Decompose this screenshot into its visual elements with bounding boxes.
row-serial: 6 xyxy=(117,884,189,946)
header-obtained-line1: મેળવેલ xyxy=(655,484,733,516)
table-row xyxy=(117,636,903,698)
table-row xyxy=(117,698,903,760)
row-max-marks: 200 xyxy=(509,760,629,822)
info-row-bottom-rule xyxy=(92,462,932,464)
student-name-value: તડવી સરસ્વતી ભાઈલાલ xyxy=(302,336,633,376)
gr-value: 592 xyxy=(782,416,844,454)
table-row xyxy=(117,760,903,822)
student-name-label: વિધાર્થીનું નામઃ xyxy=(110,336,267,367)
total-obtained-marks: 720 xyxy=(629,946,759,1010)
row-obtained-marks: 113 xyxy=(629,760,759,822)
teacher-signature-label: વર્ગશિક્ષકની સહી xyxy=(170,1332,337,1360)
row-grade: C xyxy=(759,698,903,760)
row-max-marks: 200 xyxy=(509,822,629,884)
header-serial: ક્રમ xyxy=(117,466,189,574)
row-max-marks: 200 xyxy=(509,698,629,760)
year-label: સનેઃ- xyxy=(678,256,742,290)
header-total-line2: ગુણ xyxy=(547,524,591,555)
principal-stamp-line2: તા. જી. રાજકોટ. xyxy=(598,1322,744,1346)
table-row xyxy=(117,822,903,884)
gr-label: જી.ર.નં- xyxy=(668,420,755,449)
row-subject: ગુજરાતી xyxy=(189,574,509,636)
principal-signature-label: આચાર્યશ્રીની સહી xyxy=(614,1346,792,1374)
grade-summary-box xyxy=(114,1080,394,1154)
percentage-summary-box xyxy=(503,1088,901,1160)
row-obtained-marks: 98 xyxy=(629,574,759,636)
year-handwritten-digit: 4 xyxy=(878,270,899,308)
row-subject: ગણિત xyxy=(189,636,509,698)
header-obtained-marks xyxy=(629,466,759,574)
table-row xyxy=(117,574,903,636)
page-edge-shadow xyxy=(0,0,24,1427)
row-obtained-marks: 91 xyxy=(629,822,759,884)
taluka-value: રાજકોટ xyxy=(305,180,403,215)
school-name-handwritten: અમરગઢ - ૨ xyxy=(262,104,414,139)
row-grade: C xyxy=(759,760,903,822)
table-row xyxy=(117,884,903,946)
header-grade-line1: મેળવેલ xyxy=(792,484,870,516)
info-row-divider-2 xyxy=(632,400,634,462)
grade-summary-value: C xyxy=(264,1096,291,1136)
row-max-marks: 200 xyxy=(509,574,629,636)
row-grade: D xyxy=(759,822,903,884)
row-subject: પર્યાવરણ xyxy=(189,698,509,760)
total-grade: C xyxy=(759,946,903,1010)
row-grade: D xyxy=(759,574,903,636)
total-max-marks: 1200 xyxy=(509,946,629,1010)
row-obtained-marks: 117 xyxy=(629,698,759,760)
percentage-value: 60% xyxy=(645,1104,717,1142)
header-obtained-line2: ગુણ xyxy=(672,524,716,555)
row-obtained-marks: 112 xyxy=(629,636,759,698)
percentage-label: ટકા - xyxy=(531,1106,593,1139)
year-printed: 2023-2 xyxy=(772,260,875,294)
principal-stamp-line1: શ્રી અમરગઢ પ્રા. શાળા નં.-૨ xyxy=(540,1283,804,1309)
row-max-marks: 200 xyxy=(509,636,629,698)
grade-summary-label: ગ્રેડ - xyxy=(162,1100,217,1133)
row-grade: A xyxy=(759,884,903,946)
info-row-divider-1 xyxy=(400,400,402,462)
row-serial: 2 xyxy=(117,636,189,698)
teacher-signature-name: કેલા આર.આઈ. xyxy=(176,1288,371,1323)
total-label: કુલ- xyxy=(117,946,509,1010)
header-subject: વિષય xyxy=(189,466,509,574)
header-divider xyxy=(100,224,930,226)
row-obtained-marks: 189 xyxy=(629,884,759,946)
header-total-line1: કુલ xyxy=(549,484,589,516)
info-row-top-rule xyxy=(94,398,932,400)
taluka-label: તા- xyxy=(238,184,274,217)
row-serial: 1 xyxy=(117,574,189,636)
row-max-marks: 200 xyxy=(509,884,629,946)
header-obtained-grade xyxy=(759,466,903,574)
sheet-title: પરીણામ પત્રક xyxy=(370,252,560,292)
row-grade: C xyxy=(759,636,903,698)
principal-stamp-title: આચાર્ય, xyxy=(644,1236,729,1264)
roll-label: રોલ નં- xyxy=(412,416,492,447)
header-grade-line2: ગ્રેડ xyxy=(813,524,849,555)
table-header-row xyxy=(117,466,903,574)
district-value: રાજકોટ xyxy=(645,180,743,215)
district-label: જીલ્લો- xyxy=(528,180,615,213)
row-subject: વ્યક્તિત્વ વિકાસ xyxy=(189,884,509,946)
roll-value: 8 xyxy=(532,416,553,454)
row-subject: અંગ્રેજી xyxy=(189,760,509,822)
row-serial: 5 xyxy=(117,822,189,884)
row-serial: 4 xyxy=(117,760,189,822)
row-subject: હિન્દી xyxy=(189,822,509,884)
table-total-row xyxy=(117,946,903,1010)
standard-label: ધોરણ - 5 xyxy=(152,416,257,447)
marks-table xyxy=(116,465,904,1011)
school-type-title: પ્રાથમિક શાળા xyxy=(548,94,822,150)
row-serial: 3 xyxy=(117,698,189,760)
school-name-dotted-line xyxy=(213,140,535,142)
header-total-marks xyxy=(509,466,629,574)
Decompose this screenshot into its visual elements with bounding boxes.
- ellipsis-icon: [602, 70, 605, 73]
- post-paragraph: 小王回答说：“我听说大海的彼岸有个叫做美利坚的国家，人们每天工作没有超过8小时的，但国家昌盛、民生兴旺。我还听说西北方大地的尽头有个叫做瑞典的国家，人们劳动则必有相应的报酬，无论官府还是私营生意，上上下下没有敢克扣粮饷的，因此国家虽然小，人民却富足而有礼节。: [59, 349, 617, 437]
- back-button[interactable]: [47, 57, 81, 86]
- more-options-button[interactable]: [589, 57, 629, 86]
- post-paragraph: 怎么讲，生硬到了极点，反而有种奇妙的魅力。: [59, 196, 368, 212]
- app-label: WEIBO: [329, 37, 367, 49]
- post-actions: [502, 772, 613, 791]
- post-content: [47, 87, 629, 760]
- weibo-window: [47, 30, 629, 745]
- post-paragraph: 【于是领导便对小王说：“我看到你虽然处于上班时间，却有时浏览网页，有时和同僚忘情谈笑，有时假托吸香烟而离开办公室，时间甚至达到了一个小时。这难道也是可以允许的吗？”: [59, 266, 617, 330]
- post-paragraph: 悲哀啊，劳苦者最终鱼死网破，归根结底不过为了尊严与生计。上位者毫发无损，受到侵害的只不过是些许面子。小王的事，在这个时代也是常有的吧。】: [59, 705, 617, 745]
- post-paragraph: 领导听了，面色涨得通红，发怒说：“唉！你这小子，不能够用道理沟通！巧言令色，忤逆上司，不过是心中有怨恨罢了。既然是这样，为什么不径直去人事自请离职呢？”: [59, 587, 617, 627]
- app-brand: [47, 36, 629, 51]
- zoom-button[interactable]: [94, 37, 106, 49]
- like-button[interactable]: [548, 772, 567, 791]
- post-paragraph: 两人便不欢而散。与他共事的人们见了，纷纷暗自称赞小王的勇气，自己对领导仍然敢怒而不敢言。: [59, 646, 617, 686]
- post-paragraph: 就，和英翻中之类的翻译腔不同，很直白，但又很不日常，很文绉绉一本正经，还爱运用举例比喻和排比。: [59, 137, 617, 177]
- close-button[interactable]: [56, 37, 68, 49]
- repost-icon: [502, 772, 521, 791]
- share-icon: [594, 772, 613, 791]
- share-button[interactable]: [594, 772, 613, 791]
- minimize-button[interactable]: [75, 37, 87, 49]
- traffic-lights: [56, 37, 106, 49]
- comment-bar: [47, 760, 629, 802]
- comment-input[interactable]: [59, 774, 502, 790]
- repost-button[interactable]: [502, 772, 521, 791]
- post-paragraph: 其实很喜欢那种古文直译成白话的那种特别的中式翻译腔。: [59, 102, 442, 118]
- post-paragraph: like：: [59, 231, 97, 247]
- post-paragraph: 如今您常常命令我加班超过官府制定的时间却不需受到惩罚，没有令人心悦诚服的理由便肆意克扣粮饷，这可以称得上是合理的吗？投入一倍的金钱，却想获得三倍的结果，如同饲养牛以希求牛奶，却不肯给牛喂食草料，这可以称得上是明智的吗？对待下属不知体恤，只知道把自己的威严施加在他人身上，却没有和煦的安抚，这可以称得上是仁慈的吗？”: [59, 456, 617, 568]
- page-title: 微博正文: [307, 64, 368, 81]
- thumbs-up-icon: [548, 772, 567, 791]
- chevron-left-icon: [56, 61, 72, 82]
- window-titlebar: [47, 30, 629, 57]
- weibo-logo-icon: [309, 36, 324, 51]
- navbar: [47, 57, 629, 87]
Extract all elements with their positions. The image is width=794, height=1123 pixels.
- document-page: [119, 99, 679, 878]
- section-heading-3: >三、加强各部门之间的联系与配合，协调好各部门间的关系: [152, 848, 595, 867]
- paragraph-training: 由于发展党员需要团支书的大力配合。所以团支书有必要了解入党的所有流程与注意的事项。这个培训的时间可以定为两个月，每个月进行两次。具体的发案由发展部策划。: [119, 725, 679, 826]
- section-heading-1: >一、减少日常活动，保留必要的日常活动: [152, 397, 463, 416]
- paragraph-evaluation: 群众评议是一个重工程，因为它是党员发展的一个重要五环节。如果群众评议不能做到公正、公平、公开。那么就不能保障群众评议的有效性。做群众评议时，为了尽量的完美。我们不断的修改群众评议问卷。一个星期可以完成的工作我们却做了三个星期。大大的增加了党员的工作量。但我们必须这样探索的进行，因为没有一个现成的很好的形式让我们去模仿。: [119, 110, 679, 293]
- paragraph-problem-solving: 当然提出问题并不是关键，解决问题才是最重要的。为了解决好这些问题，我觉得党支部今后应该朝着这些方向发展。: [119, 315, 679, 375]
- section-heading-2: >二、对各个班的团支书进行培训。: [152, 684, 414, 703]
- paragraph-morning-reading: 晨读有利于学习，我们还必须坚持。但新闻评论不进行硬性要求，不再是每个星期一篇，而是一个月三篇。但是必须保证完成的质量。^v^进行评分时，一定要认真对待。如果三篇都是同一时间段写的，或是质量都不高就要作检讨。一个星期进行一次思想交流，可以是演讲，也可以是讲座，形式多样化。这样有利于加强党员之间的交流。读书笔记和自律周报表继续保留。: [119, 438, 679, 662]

•••••

# To be done
Copy the items from the beginning through the line with "info-row-bottom-rule xyxy=(92,462,932,464)", substituting "grid-row" for "table-row" wherever it occurs and changing nothing else. Give only those lines.

# Exercise output
Decompose this screenshot into its visual elements with bounding boxes.
row-serial: 6 xyxy=(117,884,189,946)
header-obtained-line1: મેળવેલ xyxy=(655,484,733,516)
grid-row xyxy=(117,636,903,698)
grid-row xyxy=(117,698,903,760)
row-max-marks: 200 xyxy=(509,760,629,822)
info-row-bottom-rule xyxy=(92,462,932,464)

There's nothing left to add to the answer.